**WRITTEN REQUEST**.
Images are not part of the copy; transcribe all the data exactly.

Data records
((

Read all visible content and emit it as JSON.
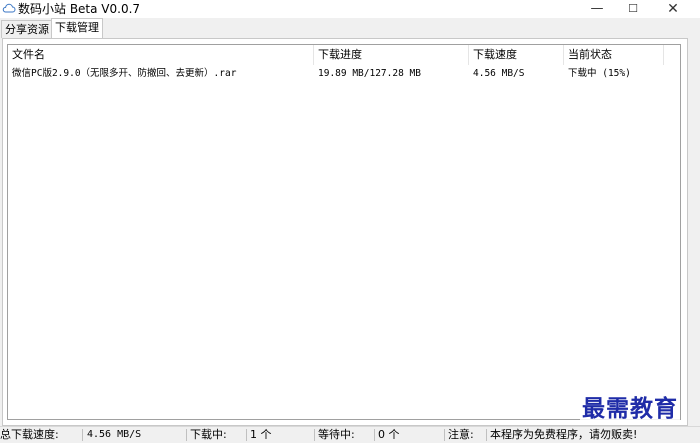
{
  "window": {
    "title": "数码小站 Beta V0.0.7",
    "app_icon": "cloud-icon",
    "controls": {
      "minimize": "—",
      "maximize": "☐",
      "close": "✕"
    }
  },
  "tabs": [
    {
      "label": "分享资源",
      "active": false
    },
    {
      "label": "下载管理",
      "active": true
    }
  ],
  "downloads": {
    "columns": [
      "文件名",
      "下载进度",
      "下载速度",
      "当前状态"
    ],
    "rows": [
      {
        "filename": "微信PC版2.9.0（无限多开、防撤回、去更新）.rar",
        "progress": "19.89 MB/127.28 MB",
        "speed": "4.56 MB/S",
        "status": "下载中 (15%)"
      }
    ]
  },
  "statusbar": {
    "total_speed_label": "总下载速度:",
    "total_speed_value": "4.56 MB/S",
    "downloading_label": "下载中:",
    "downloading_value": "1 个",
    "waiting_label": "等待中:",
    "waiting_value": "0 个",
    "notice_label": "注意:",
    "notice_value": "本程序为免费程序，请勿贩卖!"
  },
  "watermark": "最需教育",
  "colors": {
    "accent": "#1f2ca8"
  }
}
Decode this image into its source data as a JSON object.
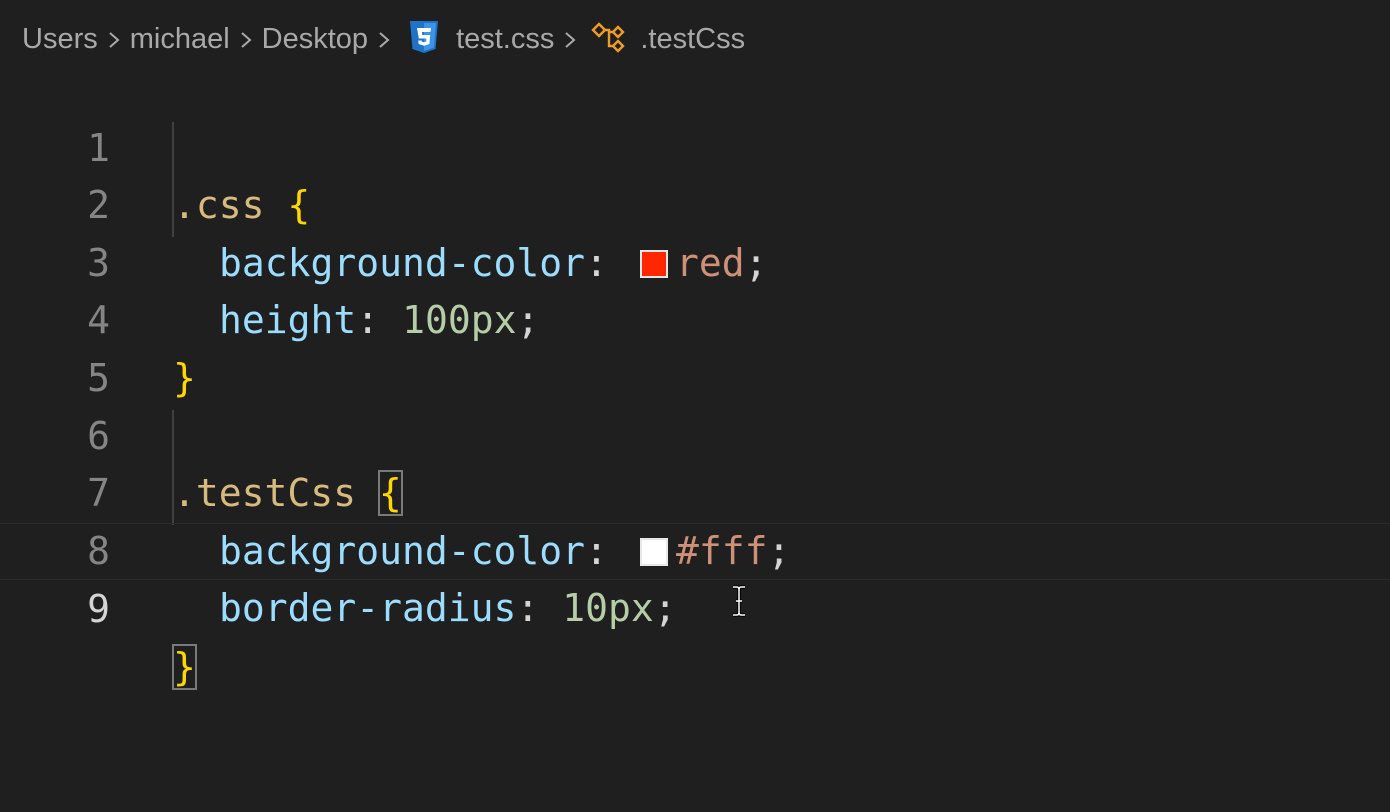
{
  "breadcrumb": {
    "items": [
      "Users",
      "michael",
      "Desktop",
      "test.css",
      ".testCss"
    ],
    "file_icon": "css3-file-icon",
    "symbol_icon": "symbol-class-icon"
  },
  "editor": {
    "current_line": 9,
    "line_numbers": [
      "1",
      "2",
      "3",
      "4",
      "5",
      "6",
      "7",
      "8",
      "9"
    ],
    "lines": {
      "l1": {
        "selector": ".css",
        "brace": "{"
      },
      "l2": {
        "property": "background-color",
        "colon": ":",
        "value": "red",
        "semicolon": ";",
        "swatch_color": "#ff2600"
      },
      "l3": {
        "property": "height",
        "colon": ":",
        "value": "100px",
        "semicolon": ";"
      },
      "l4": {
        "brace": "}"
      },
      "l6": {
        "selector": ".testCss",
        "brace": "{"
      },
      "l7": {
        "property": "background-color",
        "colon": ":",
        "value": "#fff",
        "semicolon": ";",
        "swatch_color": "#ffffff"
      },
      "l8": {
        "property": "border-radius",
        "colon": ":",
        "value": "10px",
        "semicolon": ";"
      },
      "l9": {
        "brace": "}"
      }
    }
  },
  "colors": {
    "background": "#1f1f1f",
    "selector": "#d7ba7d",
    "brace": "#ffd700",
    "property": "#9cdcfe",
    "string_value": "#ce9178",
    "number_value": "#b5cea8",
    "line_number": "#858585",
    "css_icon": "#1e73c8",
    "symbol_icon": "#ee9d28"
  },
  "mouse_cursor": "i-beam-cursor"
}
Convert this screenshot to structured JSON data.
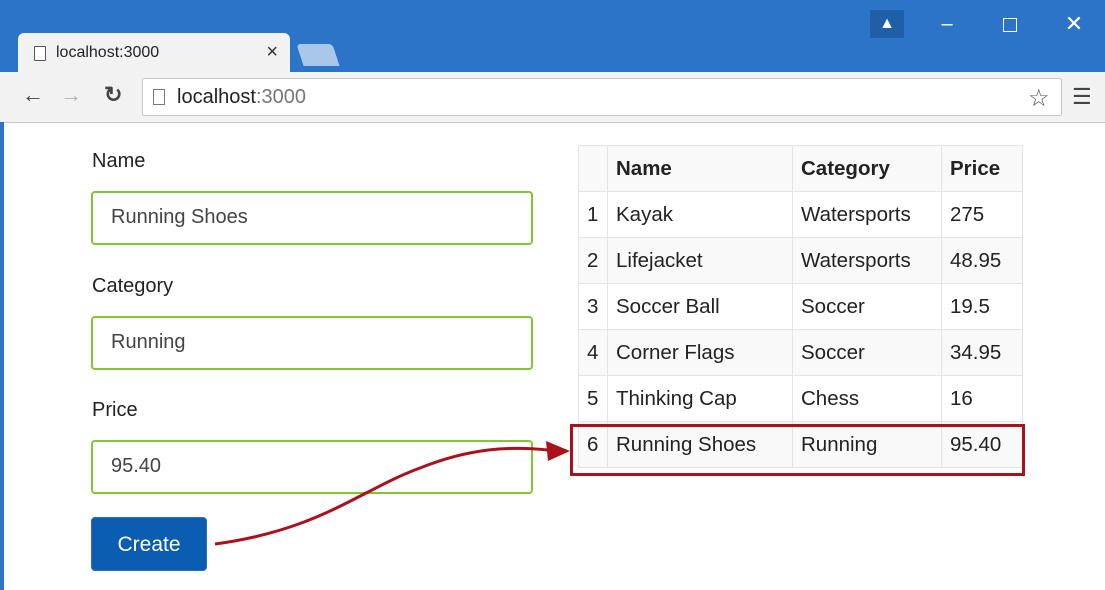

))

**OUTPUT FOR THIS EXERCISE**.
Read all visible content and emit it as JSON.
{
  "window": {
    "title": "数码小站 Beta V0.0.7",
    "app_icon": "cloud-icon",
    "controls": {
      "minimize": "—",
      "maximize": "☐",
      "close": "✕"
    }
  },
  "tabs": [
    {
      "label": "分享资源",
      "active": false
    },
    {
      "label": "下载管理",
      "active": true
    }
  ],
  "downloads": {
    "columns": [
      "文件名",
      "下载进度",
      "下载速度",
      "当前状态"
    ],
    "rows": [
      {
        "filename": "微信PC版2.9.0（无限多开、防撤回、去更新）.rar",
        "progress": "19.89 MB/127.28 MB",
        "speed": "4.56 MB/S",
        "status": "下载中 (15%)"
      }
    ]
  },
  "statusbar": {
    "total_speed_label": "总下载速度:",
    "total_speed_value": "4.56 MB/S",
    "downloading_label": "下载中:",
    "downloading_value": "1 个",
    "waiting_label": "等待中:",
    "waiting_value": "0 个",
    "notice_label": "注意:",
    "notice_value": "本程序为免费程序，请勿贩卖!"
  },
  "watermark": "最需教育",
  "colors": {
    "accent": "#1f2ca8"
  }
}
Decode this image into its source data as a JSON object.
{
  "breadcrumb": {
    "items": [
      "Users",
      "michael",
      "Desktop",
      "test.css",
      ".testCss"
    ],
    "file_icon": "css3-file-icon",
    "symbol_icon": "symbol-class-icon"
  },
  "editor": {
    "current_line": 9,
    "line_numbers": [
      "1",
      "2",
      "3",
      "4",
      "5",
      "6",
      "7",
      "8",
      "9"
    ],
    "lines": {
      "l1": {
        "selector": ".css",
        "brace": "{"
      },
      "l2": {
        "property": "background-color",
        "colon": ":",
        "value": "red",
        "semicolon": ";",
        "swatch_color": "#ff2600"
      },
      "l3": {
        "property": "height",
        "colon": ":",
        "value": "100px",
        "semicolon": ";"
      },
      "l4": {
        "brace": "}"
      },
      "l6": {
        "selector": ".testCss",
        "brace": "{"
      },
      "l7": {
        "property": "background-color",
        "colon": ":",
        "value": "#fff",
        "semicolon": ";",
        "swatch_color": "#ffffff"
      },
      "l8": {
        "property": "border-radius",
        "colon": ":",
        "value": "10px",
        "semicolon": ";"
      },
      "l9": {
        "brace": "}"
      }
    }
  },
  "colors": {
    "background": "#1f1f1f",
    "selector": "#d7ba7d",
    "brace": "#ffd700",
    "property": "#9cdcfe",
    "string_value": "#ce9178",
    "number_value": "#b5cea8",
    "line_number": "#858585",
    "css_icon": "#1e73c8",
    "symbol_icon": "#ee9d28"
  },
  "mouse_cursor": "i-beam-cursor"
}
Convert this screenshot to structured JSON data.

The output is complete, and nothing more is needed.